▸ OBJECTIF
Reproduisez fidèlement le passage de l'extrait du texte qui commence à « On n’est pas » et se termine à « la bonne manière. » inclus.

▸ EXTRAIT DU TEXTE
⁂

J’aurais conseillé à mon président de ne pas permettre à son entourage de traiter avec mépris et arrogance ses adversaires politiques. Si ces derniers étaient capables de compétitionner contre lui, s’ils ont montré la capacité de faire adhérer une partie des citoyens à leur cause, ce sont logiquement des personnes à respecter et avec qui dialoguer.

Je ne parle pas du « dialogue malhonnête pour se répartir le gâteau » … je parle d’un dialogue civilisé où les braves compétiteurs se reconnaissent mutuellement, se demandent pardon pour les « débordements verbaux ou l’excès de zèle de leurs militants » pour se concentrer sur le bien à faire au peuple de toutes tendances confondues. Il est le président et il a le pouvoir d’approcher humblement tout citoyen susceptible de lui prodiguer un conseil sur la manière de mieux servir la population pour laquelle il a postulé pour la présidence.

J’ai sciemment utilisé le mot « humblement » pour signifier que l’orgueil et surtout l’arrogance démontrent plus la « petitesse » d’une personne que sa « grandeur ». Un président a le devoir de sauvegarder la grandeur de son peuple en affichant des valeurs qui promeuvent et fédèrent son peuple. Ainsi, il peut approcher les citoyens qu’on qualifie ou qui se qualifient d’opposants, pour parler avec eux du bien du pays. Puisqu’ils avaient de bonnes idées en postulant comme lui, ils pourraient aussi partager avec lui les méthodes qu’ils ont conçues pour soulager rapidement la souffrance de leur peuple. S’ils sont abordés avec tout le respect, ils ne vont pas refuser d’aider les peuples qu’ils voulaient servir ; à moins d’être foncièrement vicieux. Tout ceci devrait pouvoir se faire sans nécessairement rabaisser ses adversaires politiques en leur proposant « des postes » ou « de l’argent ».

Monsieur le président, un grand homme d’État ratisse large pour trouver les « perles » rares qui peuvent apporter leurs reflets « diversifiés » pour le bien et la beauté d’une nation. Ne laissez surtout pas votre entourage et vos conseillers donner de vous l’image d’un chef qui, curieusement, ne choisit souvent ses collaborateurs que parmi des personnes ressortissantes de son « espace géographique d’origine ».

L’expérience nous a montré que fréquemment les personnes choisies de cette manière, prennent leurs aises et, par leurs actions, ternissent l’image du chef de qui ils se réclament. Quoi de plus naturel que les gens arrivent à conclure que le chef est certainement au courant de ce genre de comportement et qu’il est probablement complice de cette méconduite. Il est parfaitement possible de se mettre à l’abri en mettant sur pied une manière équitable de recruter des collaborateurs qui rassurent la nation entière.

On n’est pas obligé de copier les bêtises des autres. Ainsi, justifier ce comportement avec les arguments tels « c’est la seule personne qui est compétente en ce domaine, c’est un expert mondialement connu » sonne comme un vulgaire mensonge, surtout quand ladite personne n’arrive pas à produire les résultats escomptés. Si les offres d’emploi ou les appels d’offres étaient transparents et réellement publics, je suis sûr que les services seraient nettement meilleurs. Les citoyens auraient déjà leurs permis de conduire ou leurs cartes d’identité et beaucoup d’autres services qui nous classent parmi les pays les plus risibles de la planète Terre. Les compétences, il y en a beaucoup si on les cherche de la bonne manière.

⁂

▸ DONNÉES FOURNIES
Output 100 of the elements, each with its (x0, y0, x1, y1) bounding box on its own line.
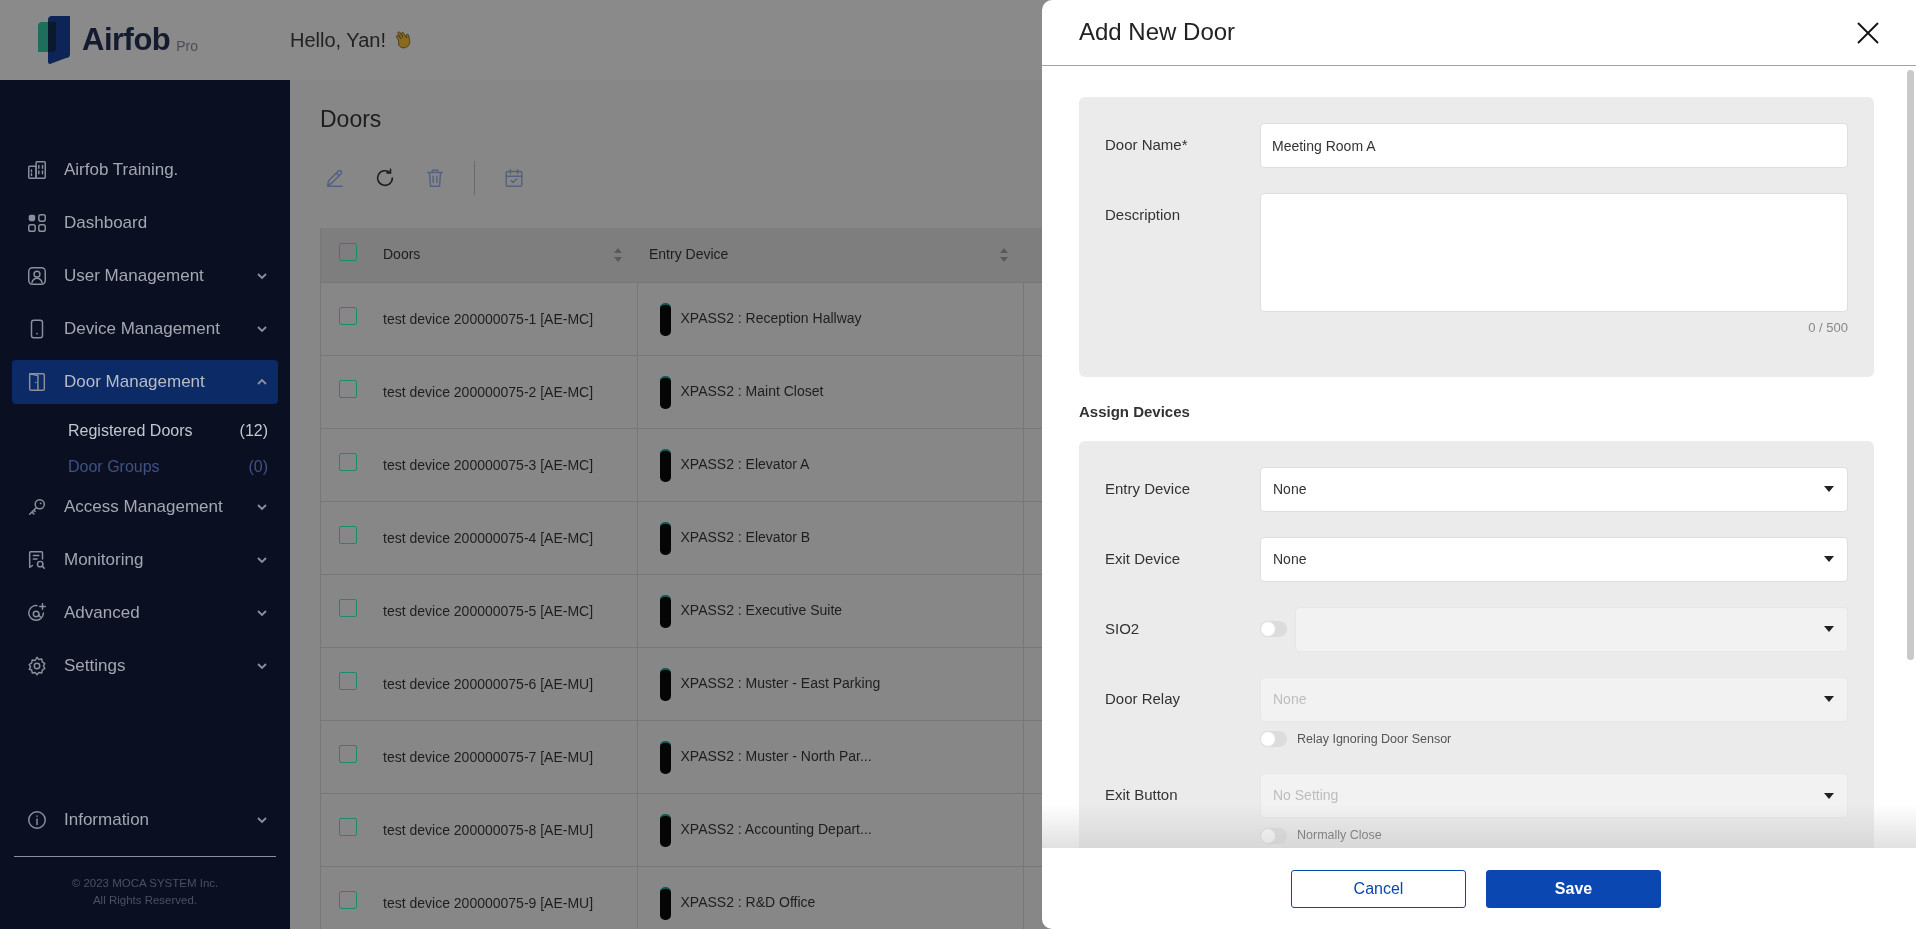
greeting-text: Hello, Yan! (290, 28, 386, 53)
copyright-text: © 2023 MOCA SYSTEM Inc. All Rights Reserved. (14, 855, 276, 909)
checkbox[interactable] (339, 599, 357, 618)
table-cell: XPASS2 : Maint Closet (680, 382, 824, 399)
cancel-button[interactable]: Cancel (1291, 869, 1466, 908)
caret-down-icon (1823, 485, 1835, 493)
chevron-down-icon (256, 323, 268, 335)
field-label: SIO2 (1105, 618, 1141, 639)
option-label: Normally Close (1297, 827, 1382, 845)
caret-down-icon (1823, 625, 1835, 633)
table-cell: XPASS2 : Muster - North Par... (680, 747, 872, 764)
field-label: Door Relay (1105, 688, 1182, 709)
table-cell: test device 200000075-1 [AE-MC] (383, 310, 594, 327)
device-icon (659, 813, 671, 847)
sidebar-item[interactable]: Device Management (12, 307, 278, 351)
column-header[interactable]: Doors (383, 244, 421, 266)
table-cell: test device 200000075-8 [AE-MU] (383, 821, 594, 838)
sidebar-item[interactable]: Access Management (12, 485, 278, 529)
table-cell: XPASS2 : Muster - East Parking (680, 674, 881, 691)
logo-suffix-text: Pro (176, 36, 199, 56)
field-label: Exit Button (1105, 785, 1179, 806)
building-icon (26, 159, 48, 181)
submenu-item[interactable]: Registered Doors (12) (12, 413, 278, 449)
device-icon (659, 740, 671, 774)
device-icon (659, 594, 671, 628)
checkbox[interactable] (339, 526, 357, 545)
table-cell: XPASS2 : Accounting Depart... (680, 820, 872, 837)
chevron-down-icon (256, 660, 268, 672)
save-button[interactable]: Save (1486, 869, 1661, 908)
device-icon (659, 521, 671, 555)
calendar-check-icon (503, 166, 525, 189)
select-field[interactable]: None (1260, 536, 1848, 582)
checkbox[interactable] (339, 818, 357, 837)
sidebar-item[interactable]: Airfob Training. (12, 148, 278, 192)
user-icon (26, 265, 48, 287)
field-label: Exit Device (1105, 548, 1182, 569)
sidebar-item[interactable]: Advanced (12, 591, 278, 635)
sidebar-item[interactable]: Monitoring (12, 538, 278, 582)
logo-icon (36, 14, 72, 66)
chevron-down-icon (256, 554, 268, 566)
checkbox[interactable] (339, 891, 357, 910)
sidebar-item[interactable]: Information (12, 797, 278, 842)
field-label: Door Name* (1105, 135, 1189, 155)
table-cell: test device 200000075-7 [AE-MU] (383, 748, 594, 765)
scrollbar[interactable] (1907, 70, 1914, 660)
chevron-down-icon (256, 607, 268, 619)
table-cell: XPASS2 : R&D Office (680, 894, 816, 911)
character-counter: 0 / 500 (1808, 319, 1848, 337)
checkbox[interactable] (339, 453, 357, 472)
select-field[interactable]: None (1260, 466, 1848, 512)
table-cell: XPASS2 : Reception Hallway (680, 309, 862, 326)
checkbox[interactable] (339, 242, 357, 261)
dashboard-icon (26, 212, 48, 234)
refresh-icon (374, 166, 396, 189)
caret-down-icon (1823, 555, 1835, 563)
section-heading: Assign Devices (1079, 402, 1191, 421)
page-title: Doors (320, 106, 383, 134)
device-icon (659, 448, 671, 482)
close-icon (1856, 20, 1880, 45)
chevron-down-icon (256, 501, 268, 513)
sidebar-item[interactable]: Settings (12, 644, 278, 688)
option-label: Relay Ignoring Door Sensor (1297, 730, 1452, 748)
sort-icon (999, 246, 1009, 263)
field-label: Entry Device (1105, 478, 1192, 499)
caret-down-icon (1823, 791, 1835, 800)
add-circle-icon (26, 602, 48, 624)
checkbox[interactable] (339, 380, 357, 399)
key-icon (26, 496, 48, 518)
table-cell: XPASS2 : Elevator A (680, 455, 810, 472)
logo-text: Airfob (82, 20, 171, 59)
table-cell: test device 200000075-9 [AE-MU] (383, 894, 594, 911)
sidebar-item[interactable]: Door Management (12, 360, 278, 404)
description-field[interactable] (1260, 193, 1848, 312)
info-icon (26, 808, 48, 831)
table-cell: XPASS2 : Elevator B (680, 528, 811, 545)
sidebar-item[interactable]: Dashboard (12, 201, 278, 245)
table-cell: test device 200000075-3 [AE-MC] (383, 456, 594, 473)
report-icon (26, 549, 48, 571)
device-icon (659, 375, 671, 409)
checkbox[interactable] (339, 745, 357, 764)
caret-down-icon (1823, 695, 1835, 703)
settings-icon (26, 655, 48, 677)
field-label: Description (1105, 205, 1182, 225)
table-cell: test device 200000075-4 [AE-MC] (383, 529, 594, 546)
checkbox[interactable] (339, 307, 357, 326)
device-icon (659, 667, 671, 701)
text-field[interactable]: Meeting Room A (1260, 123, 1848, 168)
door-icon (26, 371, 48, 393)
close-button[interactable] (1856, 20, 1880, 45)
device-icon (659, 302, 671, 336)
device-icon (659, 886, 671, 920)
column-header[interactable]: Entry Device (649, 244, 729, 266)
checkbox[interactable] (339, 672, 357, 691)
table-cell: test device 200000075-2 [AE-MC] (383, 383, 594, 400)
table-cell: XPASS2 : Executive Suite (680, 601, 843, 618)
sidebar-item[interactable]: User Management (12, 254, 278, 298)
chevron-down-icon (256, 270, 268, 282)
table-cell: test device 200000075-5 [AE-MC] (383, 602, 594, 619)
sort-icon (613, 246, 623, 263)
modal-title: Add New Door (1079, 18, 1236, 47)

⁂

▸ RÉPONSE FINALE
On n’est pas obligé de copier les bêtises des autres. Ainsi, justifier ce comportement avec les arguments tels « c’est la seule personne qui est compétente en ce domaine, c’est un expert mondialement connu » sonne comme un vulgaire mensonge, surtout quand ladite personne n’arrive pas à produire les résultats escomptés. Si les offres d’emploi ou les appels d’offres étaient transparents et réellement publics, je suis sûr que les services seraient nettement meilleurs. Les citoyens auraient déjà leurs permis de conduire ou leurs cartes d’identité et beaucoup d’autres services qui nous classent parmi les pays les plus risibles de la planète Terre. Les compétences, il y en a beaucoup si on les cherche de la bonne manière.